JOB: Reproduce the lines below verbatim, beginning with the first line and continuing through the line that contains "114, 834, 175]", with both of these lines included.

== DATASET ENTRIES ==

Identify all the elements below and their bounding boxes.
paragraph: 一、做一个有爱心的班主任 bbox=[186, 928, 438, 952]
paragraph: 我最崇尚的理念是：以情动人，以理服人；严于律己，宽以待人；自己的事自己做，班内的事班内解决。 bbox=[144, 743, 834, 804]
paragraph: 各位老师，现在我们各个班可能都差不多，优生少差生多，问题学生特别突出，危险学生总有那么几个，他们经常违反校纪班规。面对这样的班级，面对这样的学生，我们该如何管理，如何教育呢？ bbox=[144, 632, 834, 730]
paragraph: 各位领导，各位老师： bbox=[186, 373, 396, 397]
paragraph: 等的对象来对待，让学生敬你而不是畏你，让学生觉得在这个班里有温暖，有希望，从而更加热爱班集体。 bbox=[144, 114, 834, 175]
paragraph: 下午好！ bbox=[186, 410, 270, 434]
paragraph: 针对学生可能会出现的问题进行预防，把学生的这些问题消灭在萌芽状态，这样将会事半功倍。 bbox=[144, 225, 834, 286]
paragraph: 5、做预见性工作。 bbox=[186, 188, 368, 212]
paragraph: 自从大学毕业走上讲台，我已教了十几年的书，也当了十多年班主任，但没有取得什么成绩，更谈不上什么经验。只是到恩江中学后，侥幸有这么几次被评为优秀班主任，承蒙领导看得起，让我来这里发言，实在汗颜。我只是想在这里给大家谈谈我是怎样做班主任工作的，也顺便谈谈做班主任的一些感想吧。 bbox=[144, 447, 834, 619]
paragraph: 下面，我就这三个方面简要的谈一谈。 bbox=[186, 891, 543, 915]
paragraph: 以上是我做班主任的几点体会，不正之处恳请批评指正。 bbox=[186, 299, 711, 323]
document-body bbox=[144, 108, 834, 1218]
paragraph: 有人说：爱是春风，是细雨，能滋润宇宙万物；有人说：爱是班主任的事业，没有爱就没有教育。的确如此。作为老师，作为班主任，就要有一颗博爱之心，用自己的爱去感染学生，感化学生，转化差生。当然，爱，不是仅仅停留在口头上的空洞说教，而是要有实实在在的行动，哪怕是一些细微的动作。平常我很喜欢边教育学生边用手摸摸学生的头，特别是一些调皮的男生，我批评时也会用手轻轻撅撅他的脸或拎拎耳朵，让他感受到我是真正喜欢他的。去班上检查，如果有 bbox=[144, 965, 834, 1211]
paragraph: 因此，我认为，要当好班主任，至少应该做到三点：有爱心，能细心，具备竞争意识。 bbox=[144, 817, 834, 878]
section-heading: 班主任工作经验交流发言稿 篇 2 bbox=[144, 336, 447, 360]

===

PROBLEM SOLUTION:
Identify all the elements below and their bounding boxes.
paragraph: 一、做一个有爱心的班主任 bbox=[186, 928, 438, 952]
paragraph: 我最崇尚的理念是：以情动人，以理服人；严于律己，宽以待人；自己的事自己做，班内的事班内解决。 bbox=[144, 743, 834, 804]
paragraph: 各位老师，现在我们各个班可能都差不多，优生少差生多，问题学生特别突出，危险学生总有那么几个，他们经常违反校纪班规。面对这样的班级，面对这样的学生，我们该如何管理，如何教育呢？ bbox=[144, 632, 834, 730]
paragraph: 各位领导，各位老师： bbox=[186, 373, 396, 397]
paragraph: 等的对象来对待，让学生敬你而不是畏你，让学生觉得在这个班里有温暖，有希望，从而更加热爱班集体。 bbox=[144, 114, 834, 175]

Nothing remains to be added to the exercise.